Gather every line from the entries below that includes "sotto".
BEGIN Data for processing
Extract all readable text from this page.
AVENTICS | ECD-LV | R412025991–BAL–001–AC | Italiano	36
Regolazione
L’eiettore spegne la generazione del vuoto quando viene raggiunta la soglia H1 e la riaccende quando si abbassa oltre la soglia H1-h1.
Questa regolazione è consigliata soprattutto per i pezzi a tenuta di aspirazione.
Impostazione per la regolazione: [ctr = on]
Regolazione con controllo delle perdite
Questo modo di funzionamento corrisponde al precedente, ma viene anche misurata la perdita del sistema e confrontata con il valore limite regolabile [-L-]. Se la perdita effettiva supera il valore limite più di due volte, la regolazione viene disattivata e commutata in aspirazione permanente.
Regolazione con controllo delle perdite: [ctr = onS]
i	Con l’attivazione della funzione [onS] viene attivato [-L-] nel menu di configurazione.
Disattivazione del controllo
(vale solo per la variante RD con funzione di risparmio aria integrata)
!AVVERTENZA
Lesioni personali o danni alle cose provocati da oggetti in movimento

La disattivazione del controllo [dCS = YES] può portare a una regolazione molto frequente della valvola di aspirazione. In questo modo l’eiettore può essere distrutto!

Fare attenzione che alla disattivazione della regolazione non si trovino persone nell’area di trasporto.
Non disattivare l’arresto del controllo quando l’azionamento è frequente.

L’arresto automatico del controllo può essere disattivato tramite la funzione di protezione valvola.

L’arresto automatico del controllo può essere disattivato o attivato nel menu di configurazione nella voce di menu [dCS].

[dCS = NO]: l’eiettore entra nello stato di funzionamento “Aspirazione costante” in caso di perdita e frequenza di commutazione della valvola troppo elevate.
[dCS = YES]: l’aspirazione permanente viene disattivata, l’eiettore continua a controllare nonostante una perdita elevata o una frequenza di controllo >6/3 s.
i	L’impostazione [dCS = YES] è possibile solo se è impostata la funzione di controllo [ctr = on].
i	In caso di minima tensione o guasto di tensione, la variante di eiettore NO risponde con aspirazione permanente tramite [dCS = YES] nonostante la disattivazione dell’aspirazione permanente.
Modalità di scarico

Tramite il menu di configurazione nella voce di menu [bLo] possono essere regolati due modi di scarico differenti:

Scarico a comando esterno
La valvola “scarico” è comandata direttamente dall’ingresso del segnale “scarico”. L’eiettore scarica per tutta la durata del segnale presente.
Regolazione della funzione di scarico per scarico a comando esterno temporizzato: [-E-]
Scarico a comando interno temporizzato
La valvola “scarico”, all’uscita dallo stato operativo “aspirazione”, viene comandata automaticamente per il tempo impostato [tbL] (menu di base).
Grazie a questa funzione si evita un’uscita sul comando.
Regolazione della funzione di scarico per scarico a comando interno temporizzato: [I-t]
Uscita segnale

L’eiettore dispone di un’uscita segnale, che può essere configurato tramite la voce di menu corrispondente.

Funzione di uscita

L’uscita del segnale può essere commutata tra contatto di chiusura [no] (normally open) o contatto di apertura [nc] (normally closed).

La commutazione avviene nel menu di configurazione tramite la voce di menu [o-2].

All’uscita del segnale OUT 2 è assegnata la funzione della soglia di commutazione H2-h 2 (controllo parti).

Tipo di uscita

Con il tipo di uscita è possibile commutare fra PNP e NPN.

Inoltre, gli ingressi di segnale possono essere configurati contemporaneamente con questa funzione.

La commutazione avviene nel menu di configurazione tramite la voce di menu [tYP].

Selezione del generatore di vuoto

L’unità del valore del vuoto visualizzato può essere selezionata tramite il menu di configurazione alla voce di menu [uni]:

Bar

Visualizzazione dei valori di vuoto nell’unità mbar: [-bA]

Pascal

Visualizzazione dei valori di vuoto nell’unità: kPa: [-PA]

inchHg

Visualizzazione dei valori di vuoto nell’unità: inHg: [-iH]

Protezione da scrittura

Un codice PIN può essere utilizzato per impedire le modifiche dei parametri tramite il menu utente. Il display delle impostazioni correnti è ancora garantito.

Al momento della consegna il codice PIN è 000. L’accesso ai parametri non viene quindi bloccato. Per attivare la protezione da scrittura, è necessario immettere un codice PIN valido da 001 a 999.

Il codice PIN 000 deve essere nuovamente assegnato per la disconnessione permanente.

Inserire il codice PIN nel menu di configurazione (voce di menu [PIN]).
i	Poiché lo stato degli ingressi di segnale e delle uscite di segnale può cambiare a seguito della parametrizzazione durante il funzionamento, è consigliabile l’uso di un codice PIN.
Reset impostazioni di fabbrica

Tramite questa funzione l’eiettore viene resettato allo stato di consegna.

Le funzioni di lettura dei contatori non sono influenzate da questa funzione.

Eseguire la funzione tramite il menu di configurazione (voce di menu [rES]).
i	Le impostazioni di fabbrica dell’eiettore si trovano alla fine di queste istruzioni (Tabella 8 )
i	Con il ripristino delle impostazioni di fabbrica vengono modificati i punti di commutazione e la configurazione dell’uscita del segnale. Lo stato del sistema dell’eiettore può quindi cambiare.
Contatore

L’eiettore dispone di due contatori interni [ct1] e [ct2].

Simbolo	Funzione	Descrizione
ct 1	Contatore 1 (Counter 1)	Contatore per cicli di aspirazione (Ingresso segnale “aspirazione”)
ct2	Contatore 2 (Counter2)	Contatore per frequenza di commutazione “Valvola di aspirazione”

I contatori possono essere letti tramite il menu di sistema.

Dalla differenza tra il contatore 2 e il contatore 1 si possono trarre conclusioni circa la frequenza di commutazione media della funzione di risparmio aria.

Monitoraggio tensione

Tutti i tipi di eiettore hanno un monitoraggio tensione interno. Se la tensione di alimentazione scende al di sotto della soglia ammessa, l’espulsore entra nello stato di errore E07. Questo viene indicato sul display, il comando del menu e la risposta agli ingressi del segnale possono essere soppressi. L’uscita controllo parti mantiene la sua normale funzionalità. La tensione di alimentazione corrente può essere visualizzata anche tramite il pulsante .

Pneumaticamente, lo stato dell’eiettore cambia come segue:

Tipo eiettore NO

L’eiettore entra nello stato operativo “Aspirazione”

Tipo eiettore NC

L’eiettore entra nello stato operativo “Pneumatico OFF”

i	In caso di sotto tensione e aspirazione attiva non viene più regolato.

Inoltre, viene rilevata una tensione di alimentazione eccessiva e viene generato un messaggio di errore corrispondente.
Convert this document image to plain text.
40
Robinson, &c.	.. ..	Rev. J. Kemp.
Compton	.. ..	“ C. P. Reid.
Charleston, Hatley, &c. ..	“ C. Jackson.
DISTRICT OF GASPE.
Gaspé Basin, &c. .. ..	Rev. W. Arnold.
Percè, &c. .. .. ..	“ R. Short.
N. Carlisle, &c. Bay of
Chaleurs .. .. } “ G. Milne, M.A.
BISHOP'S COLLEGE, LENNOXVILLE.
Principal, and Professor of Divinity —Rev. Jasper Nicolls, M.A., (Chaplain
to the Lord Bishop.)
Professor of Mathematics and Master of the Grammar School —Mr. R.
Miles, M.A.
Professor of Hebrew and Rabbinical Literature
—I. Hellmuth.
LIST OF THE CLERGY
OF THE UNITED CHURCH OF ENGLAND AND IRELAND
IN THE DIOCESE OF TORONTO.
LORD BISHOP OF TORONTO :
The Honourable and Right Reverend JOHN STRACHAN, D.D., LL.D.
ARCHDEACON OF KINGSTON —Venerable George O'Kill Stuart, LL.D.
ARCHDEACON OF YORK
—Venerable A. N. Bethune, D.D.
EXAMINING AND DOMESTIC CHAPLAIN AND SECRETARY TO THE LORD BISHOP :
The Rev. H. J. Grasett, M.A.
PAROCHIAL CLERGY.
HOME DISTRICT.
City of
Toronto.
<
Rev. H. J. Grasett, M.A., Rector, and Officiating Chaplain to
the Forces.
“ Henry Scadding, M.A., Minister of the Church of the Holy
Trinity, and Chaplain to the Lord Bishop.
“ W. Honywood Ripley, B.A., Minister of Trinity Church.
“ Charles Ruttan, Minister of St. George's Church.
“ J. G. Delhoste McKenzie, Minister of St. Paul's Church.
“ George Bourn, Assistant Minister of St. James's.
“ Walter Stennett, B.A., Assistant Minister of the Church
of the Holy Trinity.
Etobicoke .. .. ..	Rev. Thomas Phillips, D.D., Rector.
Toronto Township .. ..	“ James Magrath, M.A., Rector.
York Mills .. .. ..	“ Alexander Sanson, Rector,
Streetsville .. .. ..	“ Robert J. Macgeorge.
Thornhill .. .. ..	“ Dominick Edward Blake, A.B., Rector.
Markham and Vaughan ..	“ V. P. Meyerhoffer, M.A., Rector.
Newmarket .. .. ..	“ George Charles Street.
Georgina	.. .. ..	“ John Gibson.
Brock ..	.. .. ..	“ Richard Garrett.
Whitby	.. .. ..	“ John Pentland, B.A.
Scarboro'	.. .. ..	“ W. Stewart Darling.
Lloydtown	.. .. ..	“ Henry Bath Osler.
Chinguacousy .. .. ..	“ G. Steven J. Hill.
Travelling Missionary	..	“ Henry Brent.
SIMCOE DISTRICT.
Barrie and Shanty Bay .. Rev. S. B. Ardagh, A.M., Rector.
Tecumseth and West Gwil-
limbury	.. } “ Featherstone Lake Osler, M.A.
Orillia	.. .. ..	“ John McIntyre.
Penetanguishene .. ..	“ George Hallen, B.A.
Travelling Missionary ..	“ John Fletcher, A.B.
END Data for processing
# Finished answer
Tutti i tipi di eiettore hanno un monitoraggio tensione interno. Se la tensione di alimentazione scende al di sotto della soglia ammessa, l’espulsore entra nello stato di errore E07. Questo viene indicato sul display, il comando del menu e la risposta agli ingressi del segnale possono essere soppressi. L’uscita controllo parti mantiene la sua normale funzionalità. La tensione di alimentazione corrente può essere visualizzata anche tramite il pulsante .
i	In caso di sotto tensione e aspirazione attiva non viene più regolato.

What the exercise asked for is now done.